> **Written request**:
From the entries below, copy every line holding the word "équipés".

= = =

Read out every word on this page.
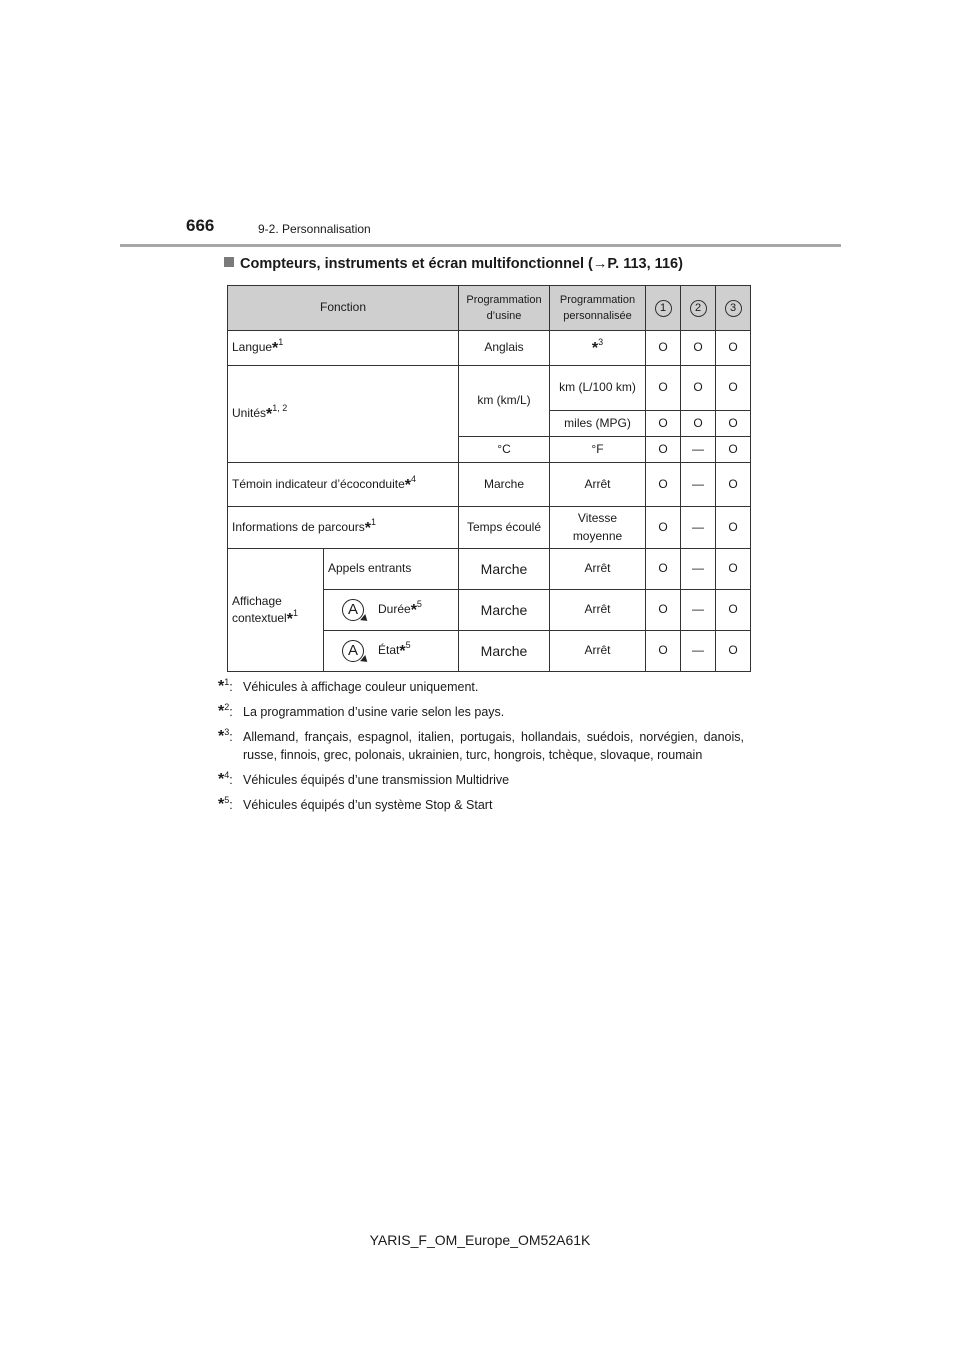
666	9-2. Personnalisation
Compteurs, instruments et écran multifonctionnel (→P. 113, 116)
Fonction		Programmation d’usine	Programmation personnalisée	1	2	3
Langue*$^1$		Anglais	*$^3$	O	O	O
Unités*$^{1, 2}$		km (km/L)	km (L/100 km)	O	O	O
			miles (MPG)	O	O	O
		°C	°F	O	—	O
Témoin indicateur d’écoconduite*$^4$		Marche	Arrêt	O	—	O
Informations de parcours*$^1$		Temps écoulé	Vitesse moyenne	O	—	O
Affichage contextuel*$^1$	Appels entrants	Marche	Arrêt	O	—	O
	A Durée*$^5$	Marche	Arrêt	O	—	O
	A État*$^5$	Marche	Arrêt	O	—	O
*$^1$: Véhicules à affichage couleur uniquement.
*$^2$: La programmation d’usine varie selon les pays.
*$^3$: Allemand, français, espagnol, italien, portugais, hollandais, suédois, norvégien, danois, russe, finnois, grec, polonais, ukrainien, turc, hongrois, tchèque, slovaque, roumain
*$^4$: Véhicules équipés d’une transmission Multidrive
*$^5$: Véhicules équipés d’un système Stop & Start
YARIS_F_OM_Europe_OM52A61K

= = =

> **The reply**:
*$^4$: Véhicules équipés d’une transmission Multidrive
*$^5$: Véhicules équipés d’un système Stop & Start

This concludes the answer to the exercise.